§ **Dataset records**:
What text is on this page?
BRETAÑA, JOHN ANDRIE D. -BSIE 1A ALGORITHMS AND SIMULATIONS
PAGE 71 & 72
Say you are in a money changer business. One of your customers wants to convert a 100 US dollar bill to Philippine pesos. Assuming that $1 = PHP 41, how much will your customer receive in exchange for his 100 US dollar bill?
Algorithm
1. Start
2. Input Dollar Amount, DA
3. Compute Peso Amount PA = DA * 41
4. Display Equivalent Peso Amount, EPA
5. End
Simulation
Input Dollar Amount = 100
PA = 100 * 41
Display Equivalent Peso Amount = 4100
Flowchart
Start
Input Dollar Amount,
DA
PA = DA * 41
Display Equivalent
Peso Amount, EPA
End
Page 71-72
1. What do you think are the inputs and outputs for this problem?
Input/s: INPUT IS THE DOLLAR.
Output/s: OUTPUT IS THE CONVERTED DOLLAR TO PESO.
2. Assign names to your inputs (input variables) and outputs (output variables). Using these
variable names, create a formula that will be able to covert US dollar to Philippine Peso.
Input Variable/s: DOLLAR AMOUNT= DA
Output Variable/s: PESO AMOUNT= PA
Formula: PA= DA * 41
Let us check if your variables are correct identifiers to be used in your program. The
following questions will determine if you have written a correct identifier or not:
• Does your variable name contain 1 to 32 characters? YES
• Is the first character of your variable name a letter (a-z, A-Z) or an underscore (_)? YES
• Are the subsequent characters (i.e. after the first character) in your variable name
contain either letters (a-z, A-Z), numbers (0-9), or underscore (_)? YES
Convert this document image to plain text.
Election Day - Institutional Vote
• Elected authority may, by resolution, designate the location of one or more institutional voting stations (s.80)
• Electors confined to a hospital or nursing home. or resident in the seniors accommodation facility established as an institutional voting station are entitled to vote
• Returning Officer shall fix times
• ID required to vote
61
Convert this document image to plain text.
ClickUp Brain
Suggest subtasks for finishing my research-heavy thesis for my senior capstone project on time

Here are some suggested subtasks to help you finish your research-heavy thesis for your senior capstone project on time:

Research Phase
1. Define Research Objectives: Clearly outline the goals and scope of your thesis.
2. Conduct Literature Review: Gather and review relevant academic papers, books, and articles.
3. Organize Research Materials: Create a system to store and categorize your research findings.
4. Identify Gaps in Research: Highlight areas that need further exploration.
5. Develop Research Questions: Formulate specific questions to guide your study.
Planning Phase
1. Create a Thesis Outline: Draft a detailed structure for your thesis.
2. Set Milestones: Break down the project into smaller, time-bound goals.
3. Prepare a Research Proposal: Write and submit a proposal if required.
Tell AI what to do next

§ **Problem to solve**: Output each record exactly, leaving nothing out.

§ **Answer for this exercise**:
What text is on this page?
BRETAÑA, JOHN ANDRIE D. -BSIE 1A ALGORITHMS AND SIMULATIONS
PAGE 71 & 72
Say you are in a money changer business. One of your customers wants to convert a 100 US dollar bill to Philippine pesos. Assuming that $1 = PHP 41, how much will your customer receive in exchange for his 100 US dollar bill?
Algorithm
1. Start
2. Input Dollar Amount, DA
3. Compute Peso Amount PA = DA * 41
4. Display Equivalent Peso Amount, EPA
5. End
Simulation
Input Dollar Amount = 100
PA = 100 * 41
Display Equivalent Peso Amount = 4100
Flowchart
Start
Input Dollar Amount,
DA
PA = DA * 41
Display Equivalent
Peso Amount, EPA
End
Page 71-72
1. What do you think are the inputs and outputs for this problem?
Input/s: INPUT IS THE DOLLAR.
Output/s: OUTPUT IS THE CONVERTED DOLLAR TO PESO.
2. Assign names to your inputs (input variables) and outputs (output variables). Using these
variable names, create a formula that will be able to covert US dollar to Philippine Peso.
Input Variable/s: DOLLAR AMOUNT= DA
Output Variable/s: PESO AMOUNT= PA
Formula: PA= DA * 41
Let us check if your variables are correct identifiers to be used in your program. The
following questions will determine if you have written a correct identifier or not:
• Does your variable name contain 1 to 32 characters? YES
• Is the first character of your variable name a letter (a-z, A-Z) or an underscore (_)? YES
• Are the subsequent characters (i.e. after the first character) in your variable name
contain either letters (a-z, A-Z), numbers (0-9), or underscore (_)? YES
Convert this document image to plain text.
Election Day - Institutional Vote
• Elected authority may, by resolution, designate the location of one or more institutional voting stations (s.80)
• Electors confined to a hospital or nursing home. or resident in the seniors accommodation facility established as an institutional voting station are entitled to vote
• Returning Officer shall fix times
• ID required to vote
61
Convert this document image to plain text.
ClickUp Brain
Suggest subtasks for finishing my research-heavy thesis for my senior capstone project on time

Here are some suggested subtasks to help you finish your research-heavy thesis for your senior capstone project on time:

Research Phase
1. Define Research Objectives: Clearly outline the goals and scope of your thesis.
2. Conduct Literature Review: Gather and review relevant academic papers, books, and articles.
3. Organize Research Materials: Create a system to store and categorize your research findings.
4. Identify Gaps in Research: Highlight areas that need further exploration.
5. Develop Research Questions: Formulate specific questions to guide your study.
Planning Phase
1. Create a Thesis Outline: Draft a detailed structure for your thesis.
2. Set Milestones: Break down the project into smaller, time-bound goals.
3. Prepare a Research Proposal: Write and submit a proposal if required.
Tell AI what to do next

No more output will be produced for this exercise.